= INPUT FOR THIS TASK =
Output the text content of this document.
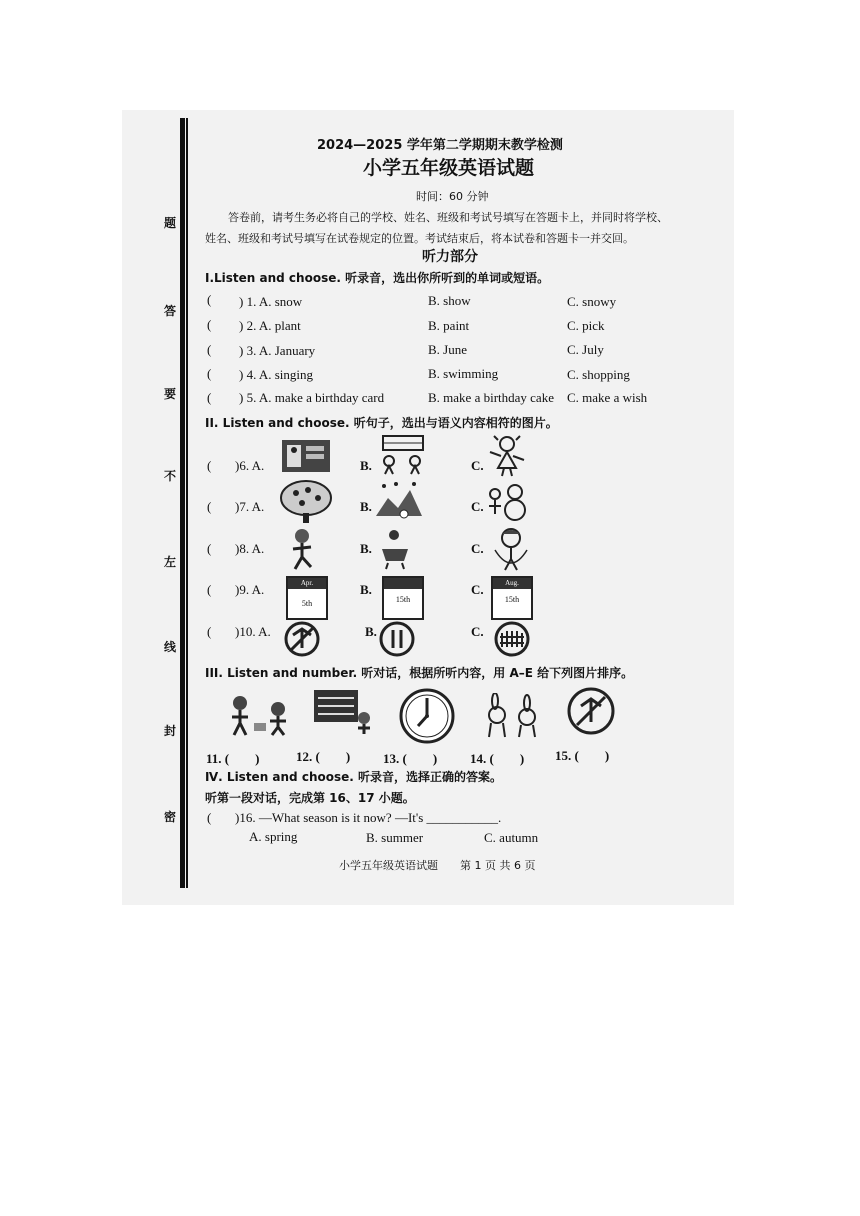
题
答
要
不
左
线
封
密
2024—2025 学年第二学期期末教学检测
小学五年级英语试题
时间：60 分钟
答卷前，请考生务必将自己的学校、姓名、班级和考试号填写在答题卡上，并同时将学校、
姓名、班级和考试号填写在试卷规定的位置。考试结束后，将本试卷和答题卡一并交回。
听力部分
I.Listen and choose. 听录音，选出你所听到的单词或短语。
( ) 1. A. snow	B. show	C. snowy
( ) 2. A. plant	B. paint	C. pick
( ) 3. A. January	B. June	C. July
( ) 4. A. singing	B. swimming	C. shopping
( ) 5. A. make a birthday card	B. make a birthday cake C. make a wish
II. Listen and choose. 听句子，选出与语义内容相符的图片。
( )6. A.	B.	C.
( )7. A.	B.	C.
( )8. A.	B.	C.
( )9. A.	B.	C.
Apr.
5th	15th
Aug.
15th
( )10. A.	B.	C.
III. Listen and number. 听对话，根据所听内容，用 A–E 给下列图片排序。
11. (　　)	12. (　　)	13. (　　)	14. (　　) 15. (　　)
Ⅳ. Listen and choose. 听录音，选择正确的答案。
听第一段对话，完成第 16、17 小题。
( )16. —What season is it now? —It's ___________.
A. spring	B. summer	C. autumn
小学五年级英语试题　　第 1 页 共 6 页
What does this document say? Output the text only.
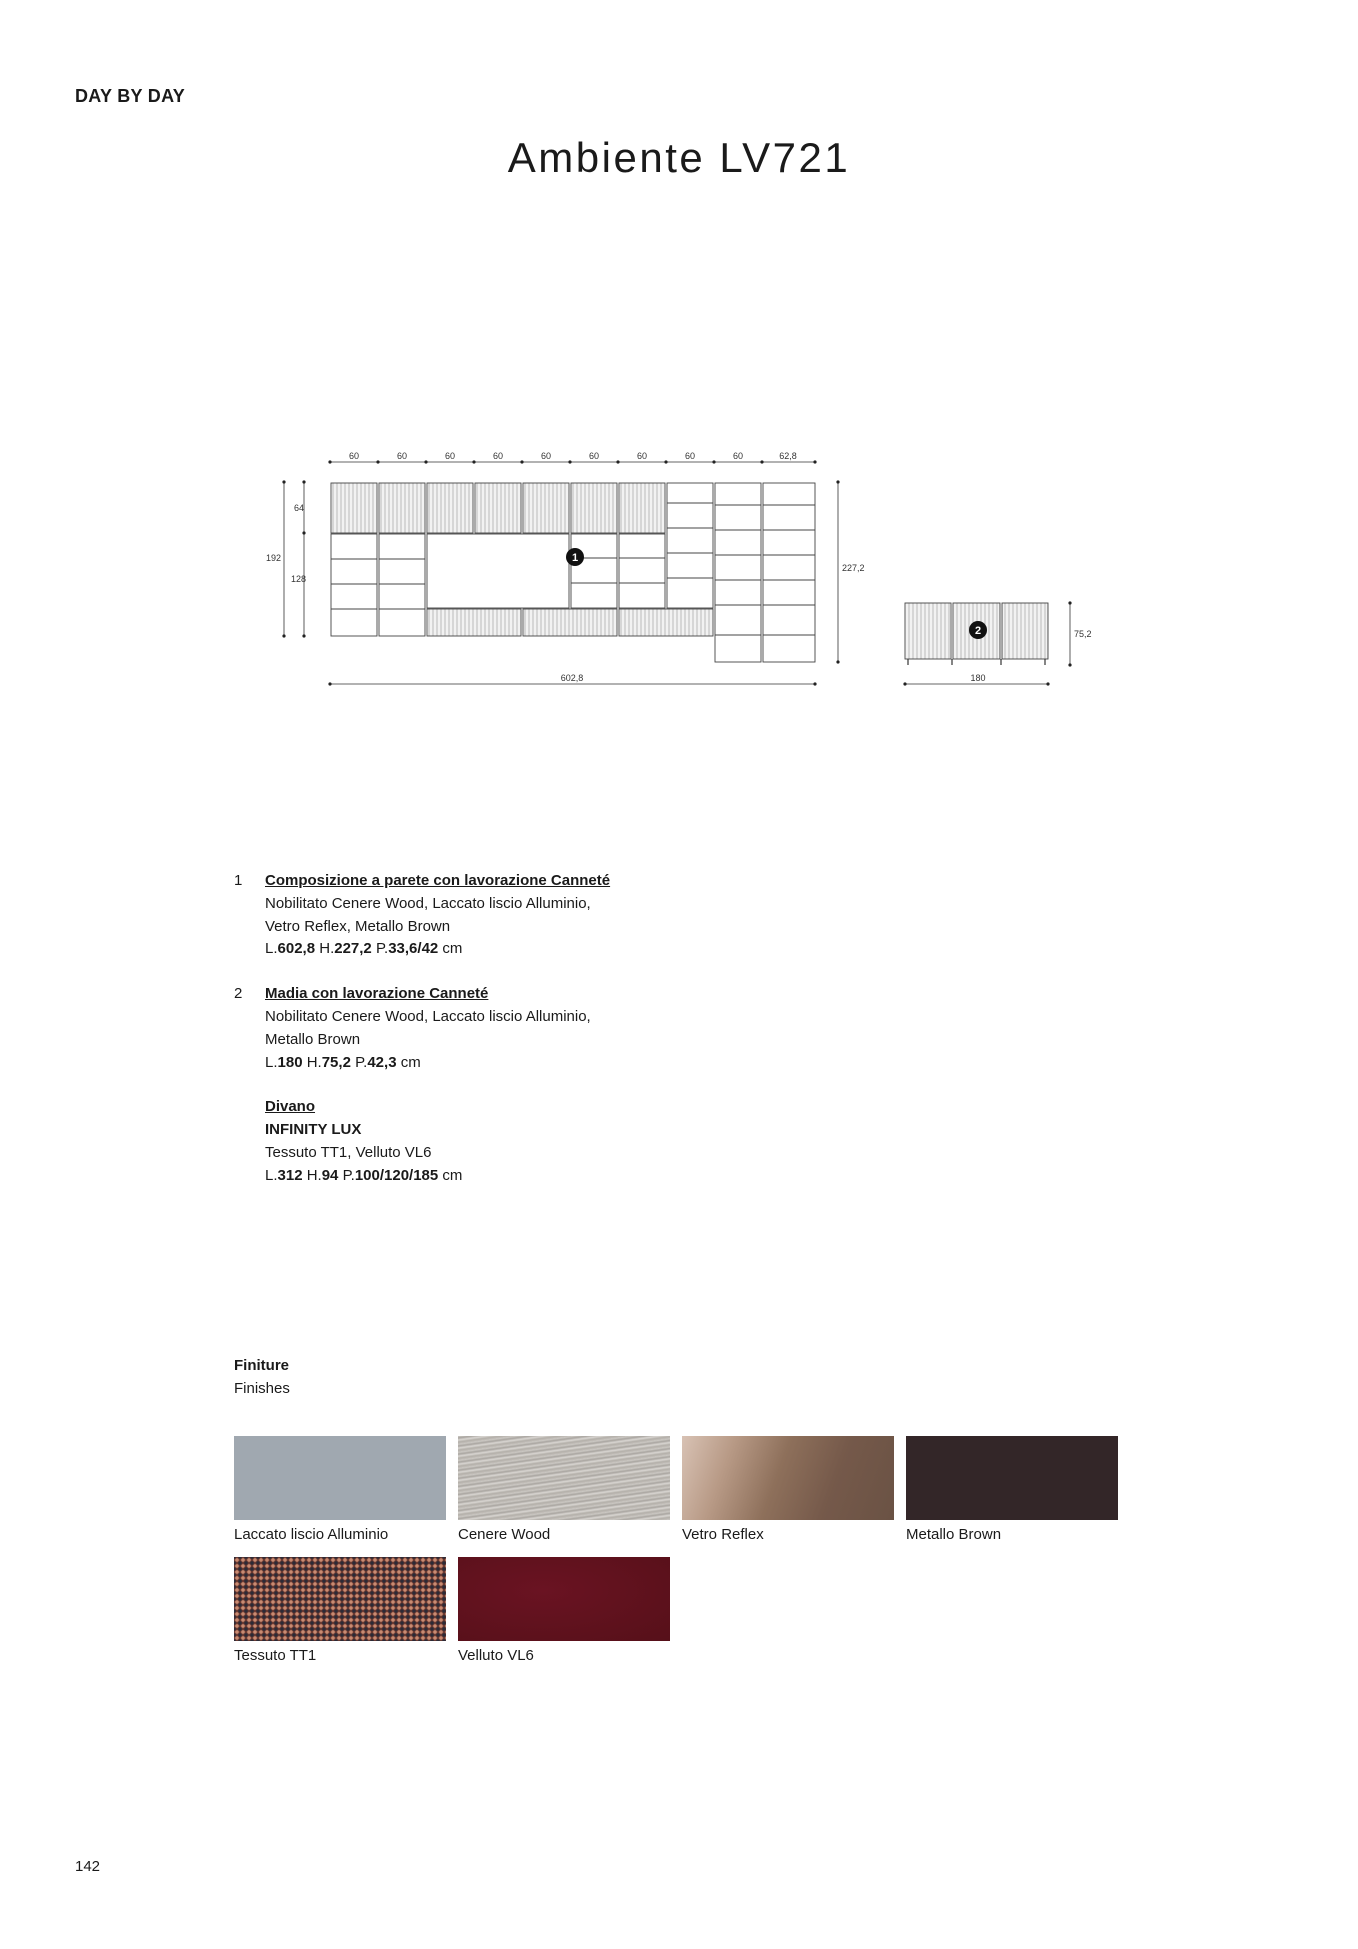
DAY BY DAY
Ambiente LV721
60	60	60	60	60	60	60	60	60	62,8
64
192
128
227,2
602,8
1
2	75,2
180
1 Composizione a parete con lavorazione Canneté
Nobilitato Cenere Wood, Laccato liscio Alluminio,
Vetro Reflex, Metallo Brown
L.602,8 H.227,2 P.33,6/42 cm
2 Madia con lavorazione Canneté
Nobilitato Cenere Wood, Laccato liscio Alluminio,
Metallo Brown
L.180 H.75,2 P.42,3 cm
Divano
INFINITY LUX
Tessuto TT1, Velluto VL6
L.312 H.94 P.100/120/185 cm
Finiture
Finishes
Laccato liscio Alluminio	Cenere Wood	Vetro Reflex	Metallo Brown
Tessuto TT1	Velluto VL6
142
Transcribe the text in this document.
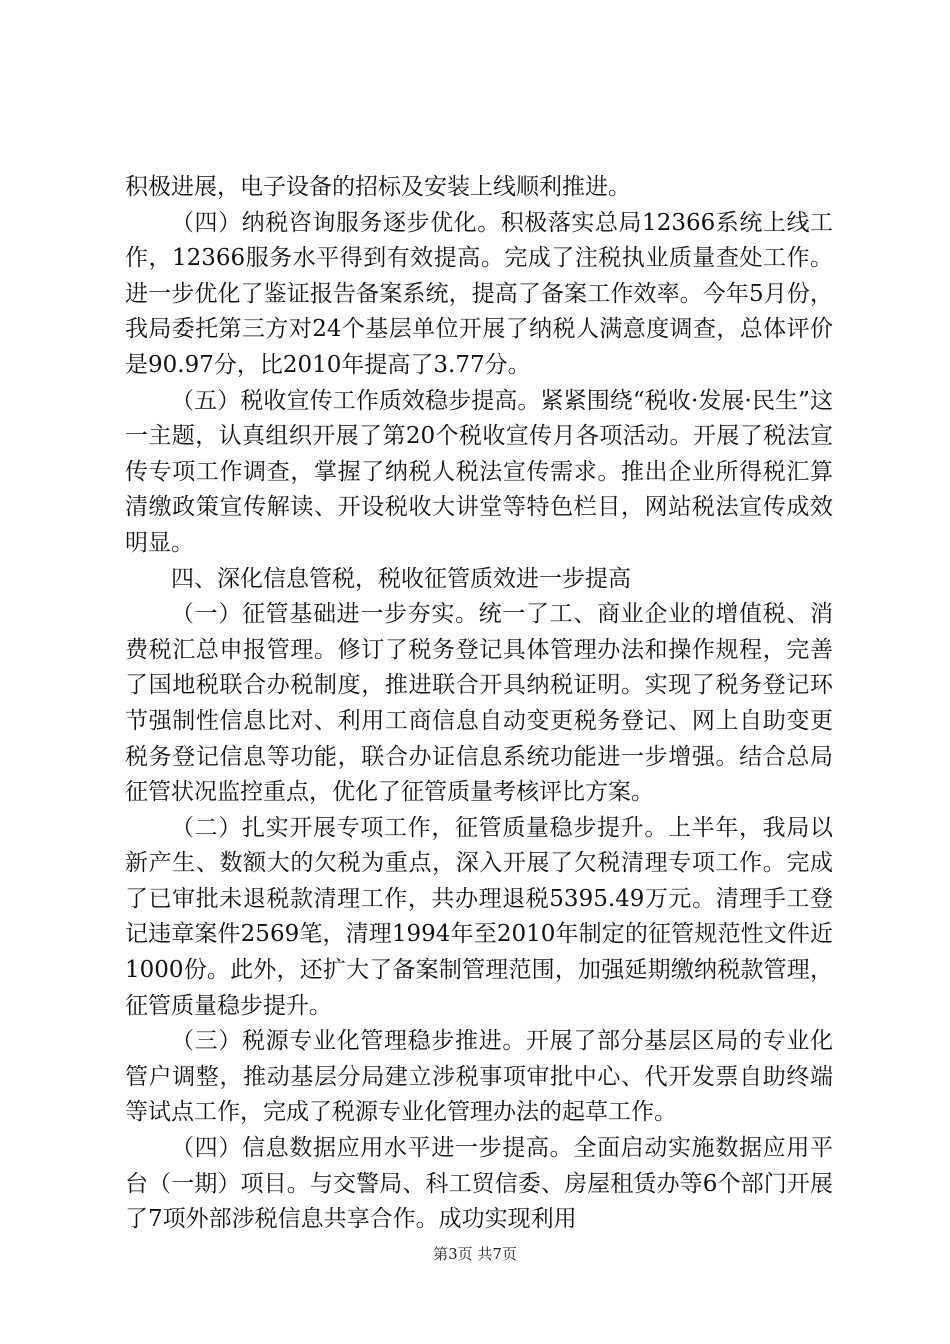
积极进展，电子设备的招标及安装上线顺利推进。

（四）纳税咨询服务逐步优化。积极落实总局12366系统上线工作，12366服务水平得到有效提高。完成了注税执业质量查处工作。进一步优化了鉴证报告备案系统，提高了备案工作效率。今年5月份，我局委托第三方对24个基层单位开展了纳税人满意度调查，总体评价是90.97分，比2010年提高了3.77分。

（五）税收宣传工作质效稳步提高。紧紧围绕“税收·发展·民生”这一主题，认真组织开展了第20个税收宣传月各项活动。开展了税法宣传专项工作调查，掌握了纳税人税法宣传需求。推出企业所得税汇算清缴政策宣传解读、开设税收大讲堂等特色栏目，网站税法宣传成效明显。

四、深化信息管税，税收征管质效进一步提高

（一）征管基础进一步夯实。统一了工、商业企业的增值税、消费税汇总申报管理。修订了税务登记具体管理办法和操作规程，完善了国地税联合办税制度，推进联合开具纳税证明。实现了税务登记环节强制性信息比对、利用工商信息自动变更税务登记、网上自助变更税务登记信息等功能，联合办证信息系统功能进一步增强。结合总局征管状况监控重点，优化了征管质量考核评比方案。

（二）扎实开展专项工作，征管质量稳步提升。上半年，我局以新产生、数额大的欠税为重点，深入开展了欠税清理专项工作。完成了已审批未退税款清理工作，共办理退税5395.49万元。清理手工登记违章案件2569笔，清理1994年至2010年制定的征管规范性文件近1000份。此外，还扩大了备案制管理范围，加强延期缴纳税款管理，征管质量稳步提升。

（三）税源专业化管理稳步推进。开展了部分基层区局的专业化管户调整，推动基层分局建立涉税事项审批中心、代开发票自助终端等试点工作，完成了税源专业化管理办法的起草工作。

（四）信息数据应用水平进一步提高。全面启动实施数据应用平台（一期）项目。与交警局、科工贸信委、房屋租赁办等6个部门开展了7项外部涉税信息共享合作。成功实现利用

第3页 共7页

= REQUIREMENTS =
Going through the lines above one by one, tally those with the word "Output" and give only the total.

= SOLUTION FOR THIS PROBLEM =
2